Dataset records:
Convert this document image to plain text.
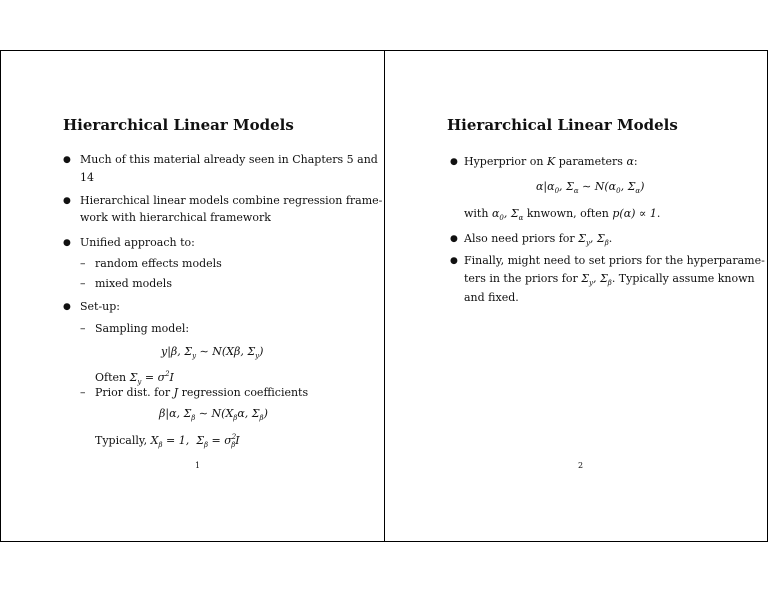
Hierarchical Linear Models
● Much of this material already seen in Chapters 5 and
14
● Hierarchical linear models combine regression frame-
work with hierarchical framework
● Unified approach to:
– random effects models
– mixed models
● Set-up:
– Sampling model:
y|β, $\Sigma_y$ ∼ N(Xβ, $\Sigma_y$)
Often $\Sigma_y = \sigma^2I$
– Prior dist. for J regression coefficients
β|α, $\Sigma_\beta$ ∼ $N(X_\beta\alpha$, $\Sigma_\beta$)
Typically, $X_\beta = 1$,  $\Sigma_\beta = \sigma^2_\beta I$
1
Hierarchical Linear Models
● Hyperprior on K parameters α:
$\alpha|\alpha_0$, $\Sigma_\alpha$ ∼ $N(\alpha_0$, $\Sigma_\alpha$)
with $\alpha_0$, $\Sigma_\alpha$ knwown, often p(α) ∝ 1.
● Also need priors for $\Sigma_y$, $\Sigma_\beta$.
● Finally, might need to set priors for the hyperparame-
ters in the priors for $\Sigma_y$, $\Sigma_\beta$. Typically assume known
and fixed.
2
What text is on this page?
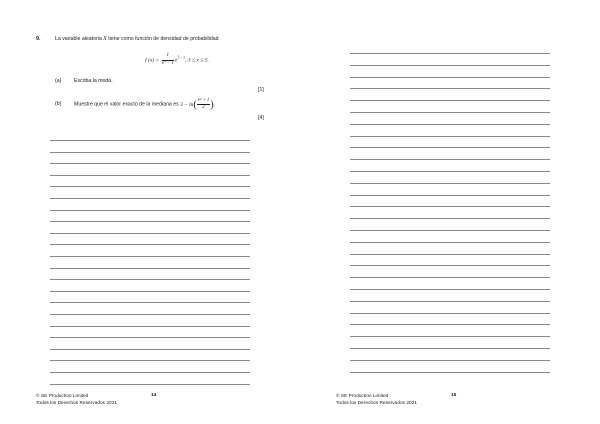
9.	La variable aleatoria X tiene como función de densidad de probabilidad
f $(x) = \frac{1}{\text{e³ − 1}} e^{3 - x}$, 3 ≤ x ≤ 5.
(a) Escriba la moda.
[1]
(b) Muestre que el valor exacto de la mediana es $3 - \ln( \frac{\text{e² + 1}}{2}$ ).
[4]
© SE Production Limited
Todos los Derechos Reservados 2021
14	© SE Production Limited
Todos los Derechos Reservados 2021
15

> Requirement
From the entries above, output every line exactly and omit any image.

> Correct response
Convert this document image to plain text.
Hierarchical Linear Models
● Much of this material already seen in Chapters 5 and
14
● Hierarchical linear models combine regression frame-
work with hierarchical framework
● Unified approach to:
– random effects models
– mixed models
● Set-up:
– Sampling model:
y|β, $\Sigma_y$ ∼ N(Xβ, $\Sigma_y$)
Often $\Sigma_y = \sigma^2I$
– Prior dist. for J regression coefficients
β|α, $\Sigma_\beta$ ∼ $N(X_\beta\alpha$, $\Sigma_\beta$)
Typically, $X_\beta = 1$,  $\Sigma_\beta = \sigma^2_\beta I$
1
Hierarchical Linear Models
● Hyperprior on K parameters α:
$\alpha|\alpha_0$, $\Sigma_\alpha$ ∼ $N(\alpha_0$, $\Sigma_\alpha$)
with $\alpha_0$, $\Sigma_\alpha$ knwown, often p(α) ∝ 1.
● Also need priors for $\Sigma_y$, $\Sigma_\beta$.
● Finally, might need to set priors for the hyperparame-
ters in the priors for $\Sigma_y$, $\Sigma_\beta$. Typically assume known
and fixed.
2
What text is on this page?
9.	La variable aleatoria X tiene como función de densidad de probabilidad
f $(x) = \frac{1}{\text{e³ − 1}} e^{3 - x}$, 3 ≤ x ≤ 5.
(a) Escriba la moda.
[1]
(b) Muestre que el valor exacto de la mediana es $3 - \ln( \frac{\text{e² + 1}}{2}$ ).
[4]
© SE Production Limited
Todos los Derechos Reservados 2021
14	© SE Production Limited
Todos los Derechos Reservados 2021
15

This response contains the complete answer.